Search the data for the word "fulfilment". Reproduce every line where it is found.

BEGIN PROVIDED RECORDS

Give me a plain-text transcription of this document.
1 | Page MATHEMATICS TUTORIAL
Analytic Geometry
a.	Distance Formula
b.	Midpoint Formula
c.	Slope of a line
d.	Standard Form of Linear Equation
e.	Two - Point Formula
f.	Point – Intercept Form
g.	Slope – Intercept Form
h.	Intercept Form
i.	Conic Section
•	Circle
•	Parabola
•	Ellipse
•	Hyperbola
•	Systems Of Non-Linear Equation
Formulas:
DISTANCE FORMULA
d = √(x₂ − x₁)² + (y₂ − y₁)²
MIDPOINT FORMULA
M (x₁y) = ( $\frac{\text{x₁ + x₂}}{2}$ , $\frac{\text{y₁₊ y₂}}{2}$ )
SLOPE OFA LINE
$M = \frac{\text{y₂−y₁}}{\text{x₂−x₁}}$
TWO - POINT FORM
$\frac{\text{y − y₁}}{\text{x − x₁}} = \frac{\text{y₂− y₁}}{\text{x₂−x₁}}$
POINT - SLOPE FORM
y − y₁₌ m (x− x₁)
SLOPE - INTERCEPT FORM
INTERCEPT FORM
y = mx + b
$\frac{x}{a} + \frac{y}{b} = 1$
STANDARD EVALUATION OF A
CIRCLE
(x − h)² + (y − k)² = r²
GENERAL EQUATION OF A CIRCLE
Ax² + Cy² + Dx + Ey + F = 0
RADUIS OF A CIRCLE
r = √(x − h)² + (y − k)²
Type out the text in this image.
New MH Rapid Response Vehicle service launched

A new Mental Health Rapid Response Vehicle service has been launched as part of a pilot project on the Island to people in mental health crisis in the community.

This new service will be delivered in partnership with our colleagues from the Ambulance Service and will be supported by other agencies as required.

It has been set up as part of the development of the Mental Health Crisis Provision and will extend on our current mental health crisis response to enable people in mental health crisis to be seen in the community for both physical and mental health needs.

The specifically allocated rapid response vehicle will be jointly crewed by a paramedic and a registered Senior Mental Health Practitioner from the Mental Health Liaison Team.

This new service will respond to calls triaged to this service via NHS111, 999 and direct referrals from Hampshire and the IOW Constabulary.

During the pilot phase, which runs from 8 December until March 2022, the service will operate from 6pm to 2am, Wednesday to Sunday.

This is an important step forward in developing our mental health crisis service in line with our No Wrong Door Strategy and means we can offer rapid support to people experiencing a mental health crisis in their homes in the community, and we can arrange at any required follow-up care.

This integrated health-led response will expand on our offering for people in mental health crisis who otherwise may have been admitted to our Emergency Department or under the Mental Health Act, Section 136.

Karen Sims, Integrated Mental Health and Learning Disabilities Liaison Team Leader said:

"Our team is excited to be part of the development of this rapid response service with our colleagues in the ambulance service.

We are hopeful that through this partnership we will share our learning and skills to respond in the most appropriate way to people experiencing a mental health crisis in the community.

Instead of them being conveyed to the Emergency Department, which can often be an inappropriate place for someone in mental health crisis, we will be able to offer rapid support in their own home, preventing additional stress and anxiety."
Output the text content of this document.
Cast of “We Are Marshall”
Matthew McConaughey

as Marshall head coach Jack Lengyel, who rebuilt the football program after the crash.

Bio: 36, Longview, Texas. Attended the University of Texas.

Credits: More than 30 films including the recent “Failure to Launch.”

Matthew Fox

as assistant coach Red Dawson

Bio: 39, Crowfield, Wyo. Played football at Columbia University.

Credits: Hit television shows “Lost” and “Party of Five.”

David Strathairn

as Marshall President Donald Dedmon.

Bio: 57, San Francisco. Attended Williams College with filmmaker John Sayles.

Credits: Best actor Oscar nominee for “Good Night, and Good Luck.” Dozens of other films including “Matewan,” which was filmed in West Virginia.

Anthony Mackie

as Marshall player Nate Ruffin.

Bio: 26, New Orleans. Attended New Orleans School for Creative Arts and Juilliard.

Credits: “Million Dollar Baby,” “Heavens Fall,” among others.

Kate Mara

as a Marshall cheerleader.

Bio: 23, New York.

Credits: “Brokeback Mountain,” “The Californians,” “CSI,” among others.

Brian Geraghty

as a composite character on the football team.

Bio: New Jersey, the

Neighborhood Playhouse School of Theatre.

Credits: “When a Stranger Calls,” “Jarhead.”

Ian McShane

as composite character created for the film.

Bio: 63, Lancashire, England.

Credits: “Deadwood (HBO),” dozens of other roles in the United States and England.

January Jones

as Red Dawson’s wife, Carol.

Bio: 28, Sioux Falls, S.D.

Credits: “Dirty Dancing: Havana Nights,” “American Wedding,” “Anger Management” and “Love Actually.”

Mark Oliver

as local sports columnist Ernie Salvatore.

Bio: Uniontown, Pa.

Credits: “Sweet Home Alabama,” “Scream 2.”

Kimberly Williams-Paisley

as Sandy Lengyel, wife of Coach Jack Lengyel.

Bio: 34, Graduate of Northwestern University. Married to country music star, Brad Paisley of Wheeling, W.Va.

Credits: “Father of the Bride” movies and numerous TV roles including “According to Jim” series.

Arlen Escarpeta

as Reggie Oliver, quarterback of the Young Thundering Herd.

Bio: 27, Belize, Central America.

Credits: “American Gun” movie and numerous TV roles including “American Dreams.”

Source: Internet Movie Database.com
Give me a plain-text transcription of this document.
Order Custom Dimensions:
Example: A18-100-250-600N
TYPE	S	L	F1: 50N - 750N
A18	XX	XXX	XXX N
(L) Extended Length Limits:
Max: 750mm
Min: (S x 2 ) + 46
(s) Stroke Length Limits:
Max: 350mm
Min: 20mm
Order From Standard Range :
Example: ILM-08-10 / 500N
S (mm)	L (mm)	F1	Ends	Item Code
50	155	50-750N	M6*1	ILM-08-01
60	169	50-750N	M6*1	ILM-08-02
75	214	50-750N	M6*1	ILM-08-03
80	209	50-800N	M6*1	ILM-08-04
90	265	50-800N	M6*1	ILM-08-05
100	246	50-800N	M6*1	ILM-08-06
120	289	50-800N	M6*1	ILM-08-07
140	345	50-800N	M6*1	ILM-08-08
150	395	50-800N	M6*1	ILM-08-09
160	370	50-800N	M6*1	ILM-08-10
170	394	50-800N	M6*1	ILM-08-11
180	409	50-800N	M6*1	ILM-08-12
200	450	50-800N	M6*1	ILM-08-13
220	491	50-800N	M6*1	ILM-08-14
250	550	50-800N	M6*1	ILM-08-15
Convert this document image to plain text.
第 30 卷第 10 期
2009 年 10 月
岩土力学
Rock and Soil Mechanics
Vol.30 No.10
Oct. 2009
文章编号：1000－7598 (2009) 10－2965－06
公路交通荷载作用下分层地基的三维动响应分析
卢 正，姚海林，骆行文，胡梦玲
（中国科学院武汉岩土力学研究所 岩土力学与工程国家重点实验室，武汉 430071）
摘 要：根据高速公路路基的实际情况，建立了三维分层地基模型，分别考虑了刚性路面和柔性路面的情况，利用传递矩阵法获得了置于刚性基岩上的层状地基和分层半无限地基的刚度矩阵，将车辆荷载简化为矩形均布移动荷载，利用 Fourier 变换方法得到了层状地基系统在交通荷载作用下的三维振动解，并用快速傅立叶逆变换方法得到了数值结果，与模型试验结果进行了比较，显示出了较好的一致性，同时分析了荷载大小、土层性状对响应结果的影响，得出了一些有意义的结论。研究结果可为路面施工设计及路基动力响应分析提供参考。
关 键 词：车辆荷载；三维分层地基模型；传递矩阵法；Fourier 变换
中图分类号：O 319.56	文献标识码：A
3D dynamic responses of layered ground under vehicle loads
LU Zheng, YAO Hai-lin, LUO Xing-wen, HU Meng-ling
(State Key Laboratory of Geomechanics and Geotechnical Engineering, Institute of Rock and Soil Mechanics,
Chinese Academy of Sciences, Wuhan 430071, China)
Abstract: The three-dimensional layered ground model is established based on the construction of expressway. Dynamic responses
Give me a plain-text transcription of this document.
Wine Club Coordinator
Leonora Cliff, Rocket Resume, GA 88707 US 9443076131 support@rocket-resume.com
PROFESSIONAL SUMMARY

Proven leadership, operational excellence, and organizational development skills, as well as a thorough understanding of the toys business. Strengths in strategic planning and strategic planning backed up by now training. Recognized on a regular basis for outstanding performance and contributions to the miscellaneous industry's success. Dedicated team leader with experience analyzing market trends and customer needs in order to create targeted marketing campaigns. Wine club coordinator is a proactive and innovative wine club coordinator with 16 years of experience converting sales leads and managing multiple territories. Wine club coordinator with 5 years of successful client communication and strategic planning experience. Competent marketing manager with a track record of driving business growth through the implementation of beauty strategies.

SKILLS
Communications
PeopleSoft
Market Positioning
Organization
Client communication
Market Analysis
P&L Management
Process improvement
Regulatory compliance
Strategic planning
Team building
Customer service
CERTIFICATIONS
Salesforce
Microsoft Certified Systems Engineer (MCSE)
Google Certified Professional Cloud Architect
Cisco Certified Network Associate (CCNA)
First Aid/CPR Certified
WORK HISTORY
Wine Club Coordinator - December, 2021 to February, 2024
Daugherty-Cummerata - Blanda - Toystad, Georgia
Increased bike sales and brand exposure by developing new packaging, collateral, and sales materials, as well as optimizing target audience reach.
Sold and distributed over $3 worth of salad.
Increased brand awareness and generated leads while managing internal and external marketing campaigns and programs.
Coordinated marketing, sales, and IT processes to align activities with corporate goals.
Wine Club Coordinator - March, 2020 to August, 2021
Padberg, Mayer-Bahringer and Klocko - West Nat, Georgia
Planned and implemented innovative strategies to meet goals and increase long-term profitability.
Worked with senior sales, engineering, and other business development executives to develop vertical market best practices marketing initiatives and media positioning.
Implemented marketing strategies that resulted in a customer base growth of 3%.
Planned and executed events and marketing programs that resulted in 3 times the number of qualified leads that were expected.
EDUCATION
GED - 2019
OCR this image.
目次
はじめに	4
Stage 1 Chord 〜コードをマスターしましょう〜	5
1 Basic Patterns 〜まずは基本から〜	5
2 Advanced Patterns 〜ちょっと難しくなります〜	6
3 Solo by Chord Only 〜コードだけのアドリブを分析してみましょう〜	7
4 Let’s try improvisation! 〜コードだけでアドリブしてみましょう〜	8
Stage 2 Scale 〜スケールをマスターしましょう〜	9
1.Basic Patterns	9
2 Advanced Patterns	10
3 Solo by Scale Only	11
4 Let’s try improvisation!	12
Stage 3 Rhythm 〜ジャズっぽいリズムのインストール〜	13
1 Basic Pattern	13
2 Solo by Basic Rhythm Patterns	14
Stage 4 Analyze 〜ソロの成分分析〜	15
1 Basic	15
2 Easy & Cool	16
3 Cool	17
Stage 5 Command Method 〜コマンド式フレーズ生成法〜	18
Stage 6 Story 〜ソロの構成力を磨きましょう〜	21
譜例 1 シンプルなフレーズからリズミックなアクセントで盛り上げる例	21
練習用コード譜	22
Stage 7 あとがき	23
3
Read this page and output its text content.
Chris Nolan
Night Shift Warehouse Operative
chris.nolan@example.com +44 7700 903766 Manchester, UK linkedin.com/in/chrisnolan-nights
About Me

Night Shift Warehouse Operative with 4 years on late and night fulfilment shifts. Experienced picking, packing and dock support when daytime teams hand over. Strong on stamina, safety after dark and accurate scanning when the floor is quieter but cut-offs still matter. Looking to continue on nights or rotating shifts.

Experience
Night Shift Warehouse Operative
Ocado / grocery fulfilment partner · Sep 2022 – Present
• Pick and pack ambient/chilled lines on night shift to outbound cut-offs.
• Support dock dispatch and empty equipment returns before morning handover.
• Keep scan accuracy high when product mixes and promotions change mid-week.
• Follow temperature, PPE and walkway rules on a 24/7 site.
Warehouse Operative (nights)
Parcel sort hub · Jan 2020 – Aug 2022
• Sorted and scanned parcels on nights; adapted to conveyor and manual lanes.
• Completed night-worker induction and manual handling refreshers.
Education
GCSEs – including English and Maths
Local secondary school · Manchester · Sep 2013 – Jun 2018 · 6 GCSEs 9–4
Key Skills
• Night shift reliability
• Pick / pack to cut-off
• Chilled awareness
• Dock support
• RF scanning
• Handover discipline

END PROVIDED RECORDS

**EXERCISE ANSWER:**
Night Shift Warehouse Operative with 4 years on late and night fulfilment shifts. Experienced picking, packing and dock support when daytime teams hand over. Strong on stamina, safety after dark and accurate scanning when the floor is quieter but cut-offs still matter. Looking to continue on nights or rotating shifts.
Ocado / grocery fulfilment partner · Sep 2022 – Present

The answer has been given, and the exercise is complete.